Material:

►

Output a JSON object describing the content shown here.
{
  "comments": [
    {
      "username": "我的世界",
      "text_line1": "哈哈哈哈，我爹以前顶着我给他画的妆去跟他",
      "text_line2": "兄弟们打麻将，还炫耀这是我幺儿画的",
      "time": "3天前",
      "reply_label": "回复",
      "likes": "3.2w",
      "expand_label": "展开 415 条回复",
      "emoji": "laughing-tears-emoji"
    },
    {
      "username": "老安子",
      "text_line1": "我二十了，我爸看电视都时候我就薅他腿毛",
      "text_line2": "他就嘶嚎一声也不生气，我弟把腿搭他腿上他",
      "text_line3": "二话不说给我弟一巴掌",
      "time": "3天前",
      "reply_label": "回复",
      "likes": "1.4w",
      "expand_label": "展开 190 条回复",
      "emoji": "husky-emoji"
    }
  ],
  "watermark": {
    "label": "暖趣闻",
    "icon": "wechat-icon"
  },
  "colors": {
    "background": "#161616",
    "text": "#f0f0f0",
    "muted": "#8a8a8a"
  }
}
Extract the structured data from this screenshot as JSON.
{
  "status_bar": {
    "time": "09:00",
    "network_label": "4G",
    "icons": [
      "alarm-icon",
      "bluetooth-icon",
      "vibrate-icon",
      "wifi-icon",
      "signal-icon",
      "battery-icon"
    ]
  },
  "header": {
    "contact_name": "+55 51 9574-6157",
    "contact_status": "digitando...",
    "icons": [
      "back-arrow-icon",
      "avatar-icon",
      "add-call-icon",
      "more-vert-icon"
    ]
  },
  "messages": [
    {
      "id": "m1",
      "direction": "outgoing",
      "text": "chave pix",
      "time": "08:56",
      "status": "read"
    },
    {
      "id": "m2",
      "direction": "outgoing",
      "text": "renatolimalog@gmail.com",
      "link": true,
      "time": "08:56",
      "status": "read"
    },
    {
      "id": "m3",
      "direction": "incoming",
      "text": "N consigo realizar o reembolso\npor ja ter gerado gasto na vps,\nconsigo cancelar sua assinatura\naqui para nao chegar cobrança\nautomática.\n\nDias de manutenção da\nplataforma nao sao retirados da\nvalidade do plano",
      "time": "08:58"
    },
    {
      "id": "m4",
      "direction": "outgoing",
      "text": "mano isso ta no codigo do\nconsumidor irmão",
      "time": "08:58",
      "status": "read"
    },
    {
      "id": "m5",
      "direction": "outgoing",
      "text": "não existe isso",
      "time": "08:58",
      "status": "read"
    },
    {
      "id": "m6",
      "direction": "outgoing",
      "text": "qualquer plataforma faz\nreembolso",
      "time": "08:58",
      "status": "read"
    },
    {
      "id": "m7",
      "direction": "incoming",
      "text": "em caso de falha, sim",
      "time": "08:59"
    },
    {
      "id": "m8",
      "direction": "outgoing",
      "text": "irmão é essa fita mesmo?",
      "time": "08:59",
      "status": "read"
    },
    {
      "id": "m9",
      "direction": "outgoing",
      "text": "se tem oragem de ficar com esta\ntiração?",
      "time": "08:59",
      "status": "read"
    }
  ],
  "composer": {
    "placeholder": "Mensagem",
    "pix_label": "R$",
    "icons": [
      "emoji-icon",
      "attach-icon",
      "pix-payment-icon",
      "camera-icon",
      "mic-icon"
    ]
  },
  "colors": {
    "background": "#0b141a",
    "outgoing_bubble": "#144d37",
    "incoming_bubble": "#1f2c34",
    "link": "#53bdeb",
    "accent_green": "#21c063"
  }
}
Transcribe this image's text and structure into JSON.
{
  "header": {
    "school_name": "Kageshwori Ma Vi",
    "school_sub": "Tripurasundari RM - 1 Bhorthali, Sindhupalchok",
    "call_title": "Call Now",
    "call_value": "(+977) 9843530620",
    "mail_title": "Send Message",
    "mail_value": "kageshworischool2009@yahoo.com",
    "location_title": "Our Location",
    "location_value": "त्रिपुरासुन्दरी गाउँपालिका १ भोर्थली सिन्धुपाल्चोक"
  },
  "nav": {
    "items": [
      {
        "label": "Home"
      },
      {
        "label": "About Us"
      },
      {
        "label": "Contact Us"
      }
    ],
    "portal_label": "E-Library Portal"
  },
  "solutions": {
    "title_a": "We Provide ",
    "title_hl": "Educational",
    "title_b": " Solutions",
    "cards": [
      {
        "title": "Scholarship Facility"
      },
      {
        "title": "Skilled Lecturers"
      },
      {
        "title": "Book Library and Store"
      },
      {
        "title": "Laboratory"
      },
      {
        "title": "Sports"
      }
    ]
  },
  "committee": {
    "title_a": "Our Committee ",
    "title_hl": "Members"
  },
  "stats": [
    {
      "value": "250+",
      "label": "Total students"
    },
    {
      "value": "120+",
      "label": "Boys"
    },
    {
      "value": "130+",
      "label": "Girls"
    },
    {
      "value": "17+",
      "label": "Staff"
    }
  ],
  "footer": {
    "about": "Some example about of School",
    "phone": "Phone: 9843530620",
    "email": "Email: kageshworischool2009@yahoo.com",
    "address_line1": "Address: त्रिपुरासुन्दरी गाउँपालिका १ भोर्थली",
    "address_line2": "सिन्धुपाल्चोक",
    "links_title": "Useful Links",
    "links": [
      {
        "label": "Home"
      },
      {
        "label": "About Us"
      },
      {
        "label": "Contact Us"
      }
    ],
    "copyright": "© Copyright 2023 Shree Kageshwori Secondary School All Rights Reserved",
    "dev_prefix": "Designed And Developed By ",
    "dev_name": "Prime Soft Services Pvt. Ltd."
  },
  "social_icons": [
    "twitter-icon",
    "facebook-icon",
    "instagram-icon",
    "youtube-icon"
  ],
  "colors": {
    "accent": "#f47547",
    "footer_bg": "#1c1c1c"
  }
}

◄

Given request:
Please reproduce every line of the material word for word.

Response to this exercise:
Output a JSON object describing the content shown here.
{
  "comments": [
    {
      "username": "我的世界",
      "text_line1": "哈哈哈哈，我爹以前顶着我给他画的妆去跟他",
      "text_line2": "兄弟们打麻将，还炫耀这是我幺儿画的",
      "time": "3天前",
      "reply_label": "回复",
      "likes": "3.2w",
      "expand_label": "展开 415 条回复",
      "emoji": "laughing-tears-emoji"
    },
    {
      "username": "老安子",
      "text_line1": "我二十了，我爸看电视都时候我就薅他腿毛",
      "text_line2": "他就嘶嚎一声也不生气，我弟把腿搭他腿上他",
      "text_line3": "二话不说给我弟一巴掌",
      "time": "3天前",
      "reply_label": "回复",
      "likes": "1.4w",
      "expand_label": "展开 190 条回复",
      "emoji": "husky-emoji"
    }
  ],
  "watermark": {
    "label": "暖趣闻",
    "icon": "wechat-icon"
  },
  "colors": {
    "background": "#161616",
    "text": "#f0f0f0",
    "muted": "#8a8a8a"
  }
}
Extract the structured data from this screenshot as JSON.
{
  "status_bar": {
    "time": "09:00",
    "network_label": "4G",
    "icons": [
      "alarm-icon",
      "bluetooth-icon",
      "vibrate-icon",
      "wifi-icon",
      "signal-icon",
      "battery-icon"
    ]
  },
  "header": {
    "contact_name": "+55 51 9574-6157",
    "contact_status": "digitando...",
    "icons": [
      "back-arrow-icon",
      "avatar-icon",
      "add-call-icon",
      "more-vert-icon"
    ]
  },
  "messages": [
    {
      "id": "m1",
      "direction": "outgoing",
      "text": "chave pix",
      "time": "08:56",
      "status": "read"
    },
    {
      "id": "m2",
      "direction": "outgoing",
      "text": "renatolimalog@gmail.com",
      "link": true,
      "time": "08:56",
      "status": "read"
    },
    {
      "id": "m3",
      "direction": "incoming",
      "text": "N consigo realizar o reembolso\npor ja ter gerado gasto na vps,\nconsigo cancelar sua assinatura\naqui para nao chegar cobrança\nautomática.\n\nDias de manutenção da\nplataforma nao sao retirados da\nvalidade do plano",
      "time": "08:58"
    },
    {
      "id": "m4",
      "direction": "outgoing",
      "text": "mano isso ta no codigo do\nconsumidor irmão",
      "time": "08:58",
      "status": "read"
    },
    {
      "id": "m5",
      "direction": "outgoing",
      "text": "não existe isso",
      "time": "08:58",
      "status": "read"
    },
    {
      "id": "m6",
      "direction": "outgoing",
      "text": "qualquer plataforma faz\nreembolso",
      "time": "08:58",
      "status": "read"
    },
    {
      "id": "m7",
      "direction": "incoming",
      "text": "em caso de falha, sim",
      "time": "08:59"
    },
    {
      "id": "m8",
      "direction": "outgoing",
      "text": "irmão é essa fita mesmo?",
      "time": "08:59",
      "status": "read"
    },
    {
      "id": "m9",
      "direction": "outgoing",
      "text": "se tem oragem de ficar com esta\ntiração?",
      "time": "08:59",
      "status": "read"
    }
  ],
  "composer": {
    "placeholder": "Mensagem",
    "pix_label": "R$",
    "icons": [
      "emoji-icon",
      "attach-icon",
      "pix-payment-icon",
      "camera-icon",
      "mic-icon"
    ]
  },
  "colors": {
    "background": "#0b141a",
    "outgoing_bubble": "#144d37",
    "incoming_bubble": "#1f2c34",
    "link": "#53bdeb",
    "accent_green": "#21c063"
  }
}
Transcribe this image's text and structure into JSON.
{
  "header": {
    "school_name": "Kageshwori Ma Vi",
    "school_sub": "Tripurasundari RM - 1 Bhorthali, Sindhupalchok",
    "call_title": "Call Now",
    "call_value": "(+977) 9843530620",
    "mail_title": "Send Message",
    "mail_value": "kageshworischool2009@yahoo.com",
    "location_title": "Our Location",
    "location_value": "त्रिपुरासुन्दरी गाउँपालिका १ भोर्थली सिन्धुपाल्चोक"
  },
  "nav": {
    "items": [
      {
        "label": "Home"
      },
      {
        "label": "About Us"
      },
      {
        "label": "Contact Us"
      }
    ],
    "portal_label": "E-Library Portal"
  },
  "solutions": {
    "title_a": "We Provide ",
    "title_hl": "Educational",
    "title_b": " Solutions",
    "cards": [
      {
        "title": "Scholarship Facility"
      },
      {
        "title": "Skilled Lecturers"
      },
      {
        "title": "Book Library and Store"
      },
      {
        "title": "Laboratory"
      },
      {
        "title": "Sports"
      }
    ]
  },
  "committee": {
    "title_a": "Our Committee ",
    "title_hl": "Members"
  },
  "stats": [
    {
      "value": "250+",
      "label": "Total students"
    },
    {
      "value": "120+",
      "label": "Boys"
    },
    {
      "value": "130+",
      "label": "Girls"
    },
    {
      "value": "17+",
      "label": "Staff"
    }
  ],
  "footer": {
    "about": "Some example about of School",
    "phone": "Phone: 9843530620",
    "email": "Email: kageshworischool2009@yahoo.com",
    "address_line1": "Address: त्रिपुरासुन्दरी गाउँपालिका १ भोर्थली",
    "address_line2": "सिन्धुपाल्चोक",
    "links_title": "Useful Links",
    "links": [
      {
        "label": "Home"
      },
      {
        "label": "About Us"
      },
      {
        "label": "Contact Us"
      }
    ],
    "copyright": "© Copyright 2023 Shree Kageshwori Secondary School All Rights Reserved",
    "dev_prefix": "Designed And Developed By ",
    "dev_name": "Prime Soft Services Pvt. Ltd."
  },
  "social_icons": [
    "twitter-icon",
    "facebook-icon",
    "instagram-icon",
    "youtube-icon"
  ],
  "colors": {
    "accent": "#f47547",
    "footer_bg": "#1c1c1c"
  }
}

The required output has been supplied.